** Begin Data for this task **

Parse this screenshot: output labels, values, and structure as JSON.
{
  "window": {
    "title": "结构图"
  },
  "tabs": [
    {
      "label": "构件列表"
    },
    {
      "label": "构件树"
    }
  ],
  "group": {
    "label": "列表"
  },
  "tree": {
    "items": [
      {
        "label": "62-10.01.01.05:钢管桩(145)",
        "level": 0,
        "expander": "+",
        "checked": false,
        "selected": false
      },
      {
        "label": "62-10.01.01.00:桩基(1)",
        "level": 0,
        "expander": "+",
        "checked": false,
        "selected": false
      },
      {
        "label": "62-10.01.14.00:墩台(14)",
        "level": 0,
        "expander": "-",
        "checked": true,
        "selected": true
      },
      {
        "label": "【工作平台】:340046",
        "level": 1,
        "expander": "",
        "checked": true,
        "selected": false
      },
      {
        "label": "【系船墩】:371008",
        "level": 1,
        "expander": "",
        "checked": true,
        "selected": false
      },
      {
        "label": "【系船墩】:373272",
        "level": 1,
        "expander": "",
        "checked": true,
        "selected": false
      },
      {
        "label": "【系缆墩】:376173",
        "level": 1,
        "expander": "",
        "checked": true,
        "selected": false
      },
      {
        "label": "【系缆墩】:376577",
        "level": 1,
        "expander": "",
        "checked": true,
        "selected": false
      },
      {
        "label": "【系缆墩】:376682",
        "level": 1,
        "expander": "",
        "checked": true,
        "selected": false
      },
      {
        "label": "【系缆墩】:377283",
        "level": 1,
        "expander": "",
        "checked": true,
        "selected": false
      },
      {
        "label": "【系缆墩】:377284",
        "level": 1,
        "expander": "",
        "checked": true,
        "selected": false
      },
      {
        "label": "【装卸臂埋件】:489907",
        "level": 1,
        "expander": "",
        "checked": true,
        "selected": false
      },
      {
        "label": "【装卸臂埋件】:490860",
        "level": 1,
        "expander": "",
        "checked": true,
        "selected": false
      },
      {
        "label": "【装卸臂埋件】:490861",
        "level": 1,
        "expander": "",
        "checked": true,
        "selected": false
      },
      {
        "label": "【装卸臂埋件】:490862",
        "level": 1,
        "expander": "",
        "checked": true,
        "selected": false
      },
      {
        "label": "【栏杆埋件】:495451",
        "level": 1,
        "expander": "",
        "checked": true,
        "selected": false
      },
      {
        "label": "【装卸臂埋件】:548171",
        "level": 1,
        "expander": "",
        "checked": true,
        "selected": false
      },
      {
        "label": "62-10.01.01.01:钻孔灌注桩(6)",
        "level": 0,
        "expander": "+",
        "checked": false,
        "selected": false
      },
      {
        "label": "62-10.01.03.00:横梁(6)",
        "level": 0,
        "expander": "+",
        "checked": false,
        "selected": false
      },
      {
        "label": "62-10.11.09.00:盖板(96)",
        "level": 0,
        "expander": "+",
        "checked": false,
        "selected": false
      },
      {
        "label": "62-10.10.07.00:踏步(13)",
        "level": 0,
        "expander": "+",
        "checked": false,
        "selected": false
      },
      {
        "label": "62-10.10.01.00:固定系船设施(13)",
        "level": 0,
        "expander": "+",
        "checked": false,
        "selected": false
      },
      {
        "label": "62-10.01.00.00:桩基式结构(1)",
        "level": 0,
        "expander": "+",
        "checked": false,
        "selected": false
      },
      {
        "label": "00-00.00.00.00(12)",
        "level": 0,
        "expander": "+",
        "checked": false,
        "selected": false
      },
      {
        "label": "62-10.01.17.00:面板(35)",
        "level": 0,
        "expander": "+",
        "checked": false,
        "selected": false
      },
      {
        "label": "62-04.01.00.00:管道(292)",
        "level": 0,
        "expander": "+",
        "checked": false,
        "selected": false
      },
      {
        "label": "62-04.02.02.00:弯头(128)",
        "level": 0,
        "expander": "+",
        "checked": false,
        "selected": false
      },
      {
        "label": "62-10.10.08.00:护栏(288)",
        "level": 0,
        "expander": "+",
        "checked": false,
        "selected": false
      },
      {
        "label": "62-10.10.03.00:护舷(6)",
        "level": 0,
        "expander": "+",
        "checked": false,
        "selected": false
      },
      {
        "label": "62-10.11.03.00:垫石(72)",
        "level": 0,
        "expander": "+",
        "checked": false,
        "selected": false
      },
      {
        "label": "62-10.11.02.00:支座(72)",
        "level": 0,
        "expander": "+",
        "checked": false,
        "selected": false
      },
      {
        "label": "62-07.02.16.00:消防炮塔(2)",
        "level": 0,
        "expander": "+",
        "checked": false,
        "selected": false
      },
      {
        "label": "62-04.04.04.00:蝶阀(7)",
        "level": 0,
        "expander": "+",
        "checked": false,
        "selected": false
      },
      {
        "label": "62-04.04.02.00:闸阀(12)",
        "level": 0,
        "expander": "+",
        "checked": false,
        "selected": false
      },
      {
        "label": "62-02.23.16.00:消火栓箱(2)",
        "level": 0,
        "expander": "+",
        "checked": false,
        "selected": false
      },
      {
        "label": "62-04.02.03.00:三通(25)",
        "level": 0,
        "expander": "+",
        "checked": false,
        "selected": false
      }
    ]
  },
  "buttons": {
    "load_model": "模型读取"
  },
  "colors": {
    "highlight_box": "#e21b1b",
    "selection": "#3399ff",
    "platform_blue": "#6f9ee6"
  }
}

** End Data for this task **
** Begin Data for this task **

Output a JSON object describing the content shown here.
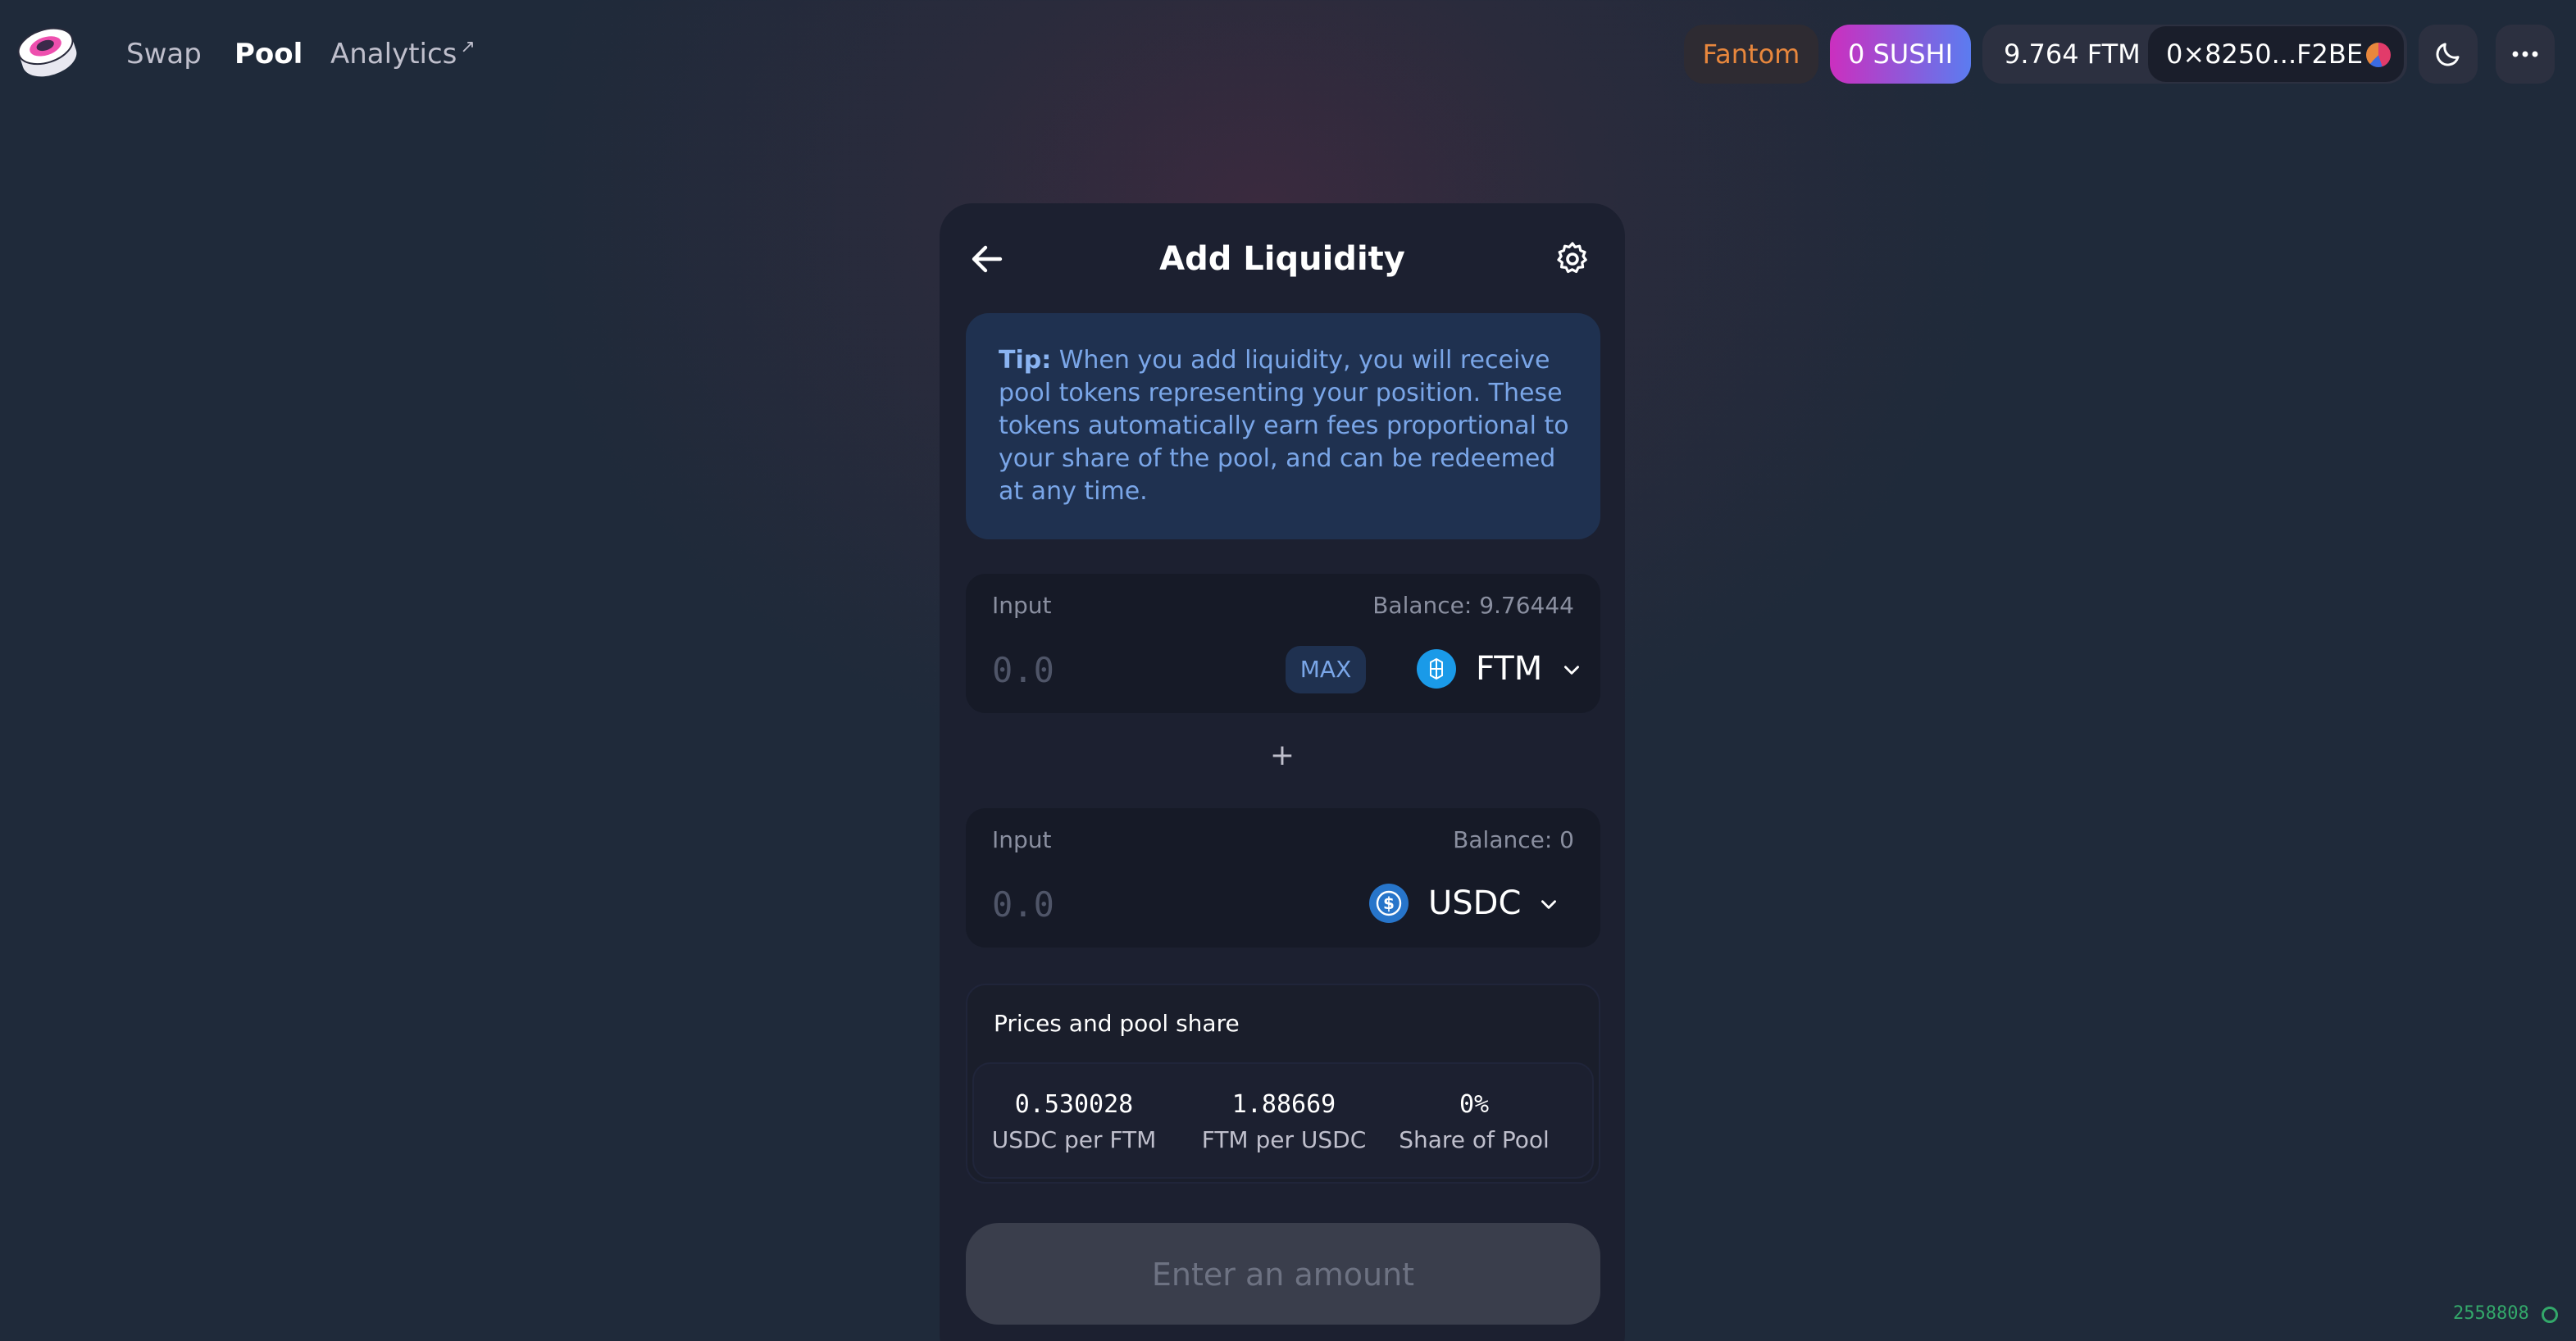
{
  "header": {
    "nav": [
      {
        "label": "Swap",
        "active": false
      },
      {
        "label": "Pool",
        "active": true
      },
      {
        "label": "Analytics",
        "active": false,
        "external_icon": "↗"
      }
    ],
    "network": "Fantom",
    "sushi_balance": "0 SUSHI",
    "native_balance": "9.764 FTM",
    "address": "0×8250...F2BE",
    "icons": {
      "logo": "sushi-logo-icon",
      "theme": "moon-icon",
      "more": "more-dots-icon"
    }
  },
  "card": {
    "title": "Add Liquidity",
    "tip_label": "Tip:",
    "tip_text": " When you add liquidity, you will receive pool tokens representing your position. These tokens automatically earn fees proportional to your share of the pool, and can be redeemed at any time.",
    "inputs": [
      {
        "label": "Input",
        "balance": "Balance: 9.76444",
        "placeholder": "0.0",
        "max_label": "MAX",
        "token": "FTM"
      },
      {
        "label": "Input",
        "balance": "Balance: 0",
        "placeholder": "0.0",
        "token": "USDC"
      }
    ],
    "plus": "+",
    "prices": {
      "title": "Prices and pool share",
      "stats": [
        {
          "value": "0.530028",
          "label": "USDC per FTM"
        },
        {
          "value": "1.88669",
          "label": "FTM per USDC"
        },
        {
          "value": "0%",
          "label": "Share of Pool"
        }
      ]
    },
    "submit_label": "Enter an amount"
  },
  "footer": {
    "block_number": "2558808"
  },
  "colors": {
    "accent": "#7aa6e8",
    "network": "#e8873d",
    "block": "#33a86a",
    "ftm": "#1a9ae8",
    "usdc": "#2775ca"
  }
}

** End Data for this task **

Given task ▸
What is the number of lines containing "active"? Give that number only.

Task output ▸
3